__WORK TO DO__. Write the records out again, precisely as they stand.
___
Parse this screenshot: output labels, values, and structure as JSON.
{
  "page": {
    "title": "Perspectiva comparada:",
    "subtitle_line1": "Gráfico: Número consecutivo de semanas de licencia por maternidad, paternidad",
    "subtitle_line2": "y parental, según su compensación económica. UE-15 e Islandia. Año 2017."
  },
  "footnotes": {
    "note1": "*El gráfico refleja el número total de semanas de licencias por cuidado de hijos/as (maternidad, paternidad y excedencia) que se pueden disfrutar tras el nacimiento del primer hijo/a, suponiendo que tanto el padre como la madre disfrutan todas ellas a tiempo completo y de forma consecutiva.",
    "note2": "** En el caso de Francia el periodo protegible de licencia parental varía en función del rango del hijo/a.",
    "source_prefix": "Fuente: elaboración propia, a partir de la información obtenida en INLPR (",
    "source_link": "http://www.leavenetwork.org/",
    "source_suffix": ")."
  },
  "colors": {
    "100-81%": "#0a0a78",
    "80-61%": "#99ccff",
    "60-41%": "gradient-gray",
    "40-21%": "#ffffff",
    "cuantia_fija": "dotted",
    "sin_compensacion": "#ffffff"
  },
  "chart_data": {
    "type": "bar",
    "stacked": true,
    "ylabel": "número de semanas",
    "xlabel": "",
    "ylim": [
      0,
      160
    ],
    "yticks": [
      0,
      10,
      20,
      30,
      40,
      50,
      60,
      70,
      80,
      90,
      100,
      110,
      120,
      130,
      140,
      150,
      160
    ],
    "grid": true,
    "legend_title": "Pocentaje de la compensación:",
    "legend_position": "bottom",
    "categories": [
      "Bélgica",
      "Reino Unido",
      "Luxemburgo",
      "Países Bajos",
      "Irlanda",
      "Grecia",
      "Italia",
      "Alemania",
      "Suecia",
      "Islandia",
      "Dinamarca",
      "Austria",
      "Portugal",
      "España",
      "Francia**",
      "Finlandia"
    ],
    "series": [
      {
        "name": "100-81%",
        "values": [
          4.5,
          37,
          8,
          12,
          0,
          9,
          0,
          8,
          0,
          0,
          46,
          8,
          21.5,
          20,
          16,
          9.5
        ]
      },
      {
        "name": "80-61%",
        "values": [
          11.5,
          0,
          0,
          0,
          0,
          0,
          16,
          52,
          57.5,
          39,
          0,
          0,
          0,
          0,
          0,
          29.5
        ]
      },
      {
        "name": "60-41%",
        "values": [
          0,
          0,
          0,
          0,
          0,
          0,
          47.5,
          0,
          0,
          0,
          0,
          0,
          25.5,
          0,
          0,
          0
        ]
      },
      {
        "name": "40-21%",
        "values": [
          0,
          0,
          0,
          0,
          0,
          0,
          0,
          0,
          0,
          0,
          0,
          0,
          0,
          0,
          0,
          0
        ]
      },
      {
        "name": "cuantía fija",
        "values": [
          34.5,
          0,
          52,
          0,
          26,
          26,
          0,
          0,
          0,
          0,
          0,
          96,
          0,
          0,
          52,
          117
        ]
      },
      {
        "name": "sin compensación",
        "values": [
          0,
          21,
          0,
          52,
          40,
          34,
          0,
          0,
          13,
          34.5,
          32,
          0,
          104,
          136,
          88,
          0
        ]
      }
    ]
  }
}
___
__RESPONSE TO THIS TASK__.
Parse this screenshot: output labels, values, and structure as JSON.
{
  "page": {
    "title": "Perspectiva comparada:",
    "subtitle_line1": "Gráfico: Número consecutivo de semanas de licencia por maternidad, paternidad",
    "subtitle_line2": "y parental, según su compensación económica. UE-15 e Islandia. Año 2017."
  },
  "footnotes": {
    "note1": "*El gráfico refleja el número total de semanas de licencias por cuidado de hijos/as (maternidad, paternidad y excedencia) que se pueden disfrutar tras el nacimiento del primer hijo/a, suponiendo que tanto el padre como la madre disfrutan todas ellas a tiempo completo y de forma consecutiva.",
    "note2": "** En el caso de Francia el periodo protegible de licencia parental varía en función del rango del hijo/a.",
    "source_prefix": "Fuente: elaboración propia, a partir de la información obtenida en INLPR (",
    "source_link": "http://www.leavenetwork.org/",
    "source_suffix": ")."
  },
  "colors": {
    "100-81%": "#0a0a78",
    "80-61%": "#99ccff",
    "60-41%": "gradient-gray",
    "40-21%": "#ffffff",
    "cuantia_fija": "dotted",
    "sin_compensacion": "#ffffff"
  },
  "chart_data": {
    "type": "bar",
    "stacked": true,
    "ylabel": "número de semanas",
    "xlabel": "",
    "ylim": [
      0,
      160
    ],
    "yticks": [
      0,
      10,
      20,
      30,
      40,
      50,
      60,
      70,
      80,
      90,
      100,
      110,
      120,
      130,
      140,
      150,
      160
    ],
    "grid": true,
    "legend_title": "Pocentaje de la compensación:",
    "legend_position": "bottom",
    "categories": [
      "Bélgica",
      "Reino Unido",
      "Luxemburgo",
      "Países Bajos",
      "Irlanda",
      "Grecia",
      "Italia",
      "Alemania",
      "Suecia",
      "Islandia",
      "Dinamarca",
      "Austria",
      "Portugal",
      "España",
      "Francia**",
      "Finlandia"
    ],
    "series": [
      {
        "name": "100-81%",
        "values": [
          4.5,
          37,
          8,
          12,
          0,
          9,
          0,
          8,
          0,
          0,
          46,
          8,
          21.5,
          20,
          16,
          9.5
        ]
      },
      {
        "name": "80-61%",
        "values": [
          11.5,
          0,
          0,
          0,
          0,
          0,
          16,
          52,
          57.5,
          39,
          0,
          0,
          0,
          0,
          0,
          29.5
        ]
      },
      {
        "name": "60-41%",
        "values": [
          0,
          0,
          0,
          0,
          0,
          0,
          47.5,
          0,
          0,
          0,
          0,
          0,
          25.5,
          0,
          0,
          0
        ]
      },
      {
        "name": "40-21%",
        "values": [
          0,
          0,
          0,
          0,
          0,
          0,
          0,
          0,
          0,
          0,
          0,
          0,
          0,
          0,
          0,
          0
        ]
      },
      {
        "name": "cuantía fija",
        "values": [
          34.5,
          0,
          52,
          0,
          26,
          26,
          0,
          0,
          0,
          0,
          0,
          96,
          0,
          0,
          52,
          117
        ]
      },
      {
        "name": "sin compensación",
        "values": [
          0,
          21,
          0,
          52,
          40,
          34,
          0,
          0,
          13,
          34.5,
          32,
          0,
          104,
          136,
          88,
          0
        ]
      }
    ]
  }
}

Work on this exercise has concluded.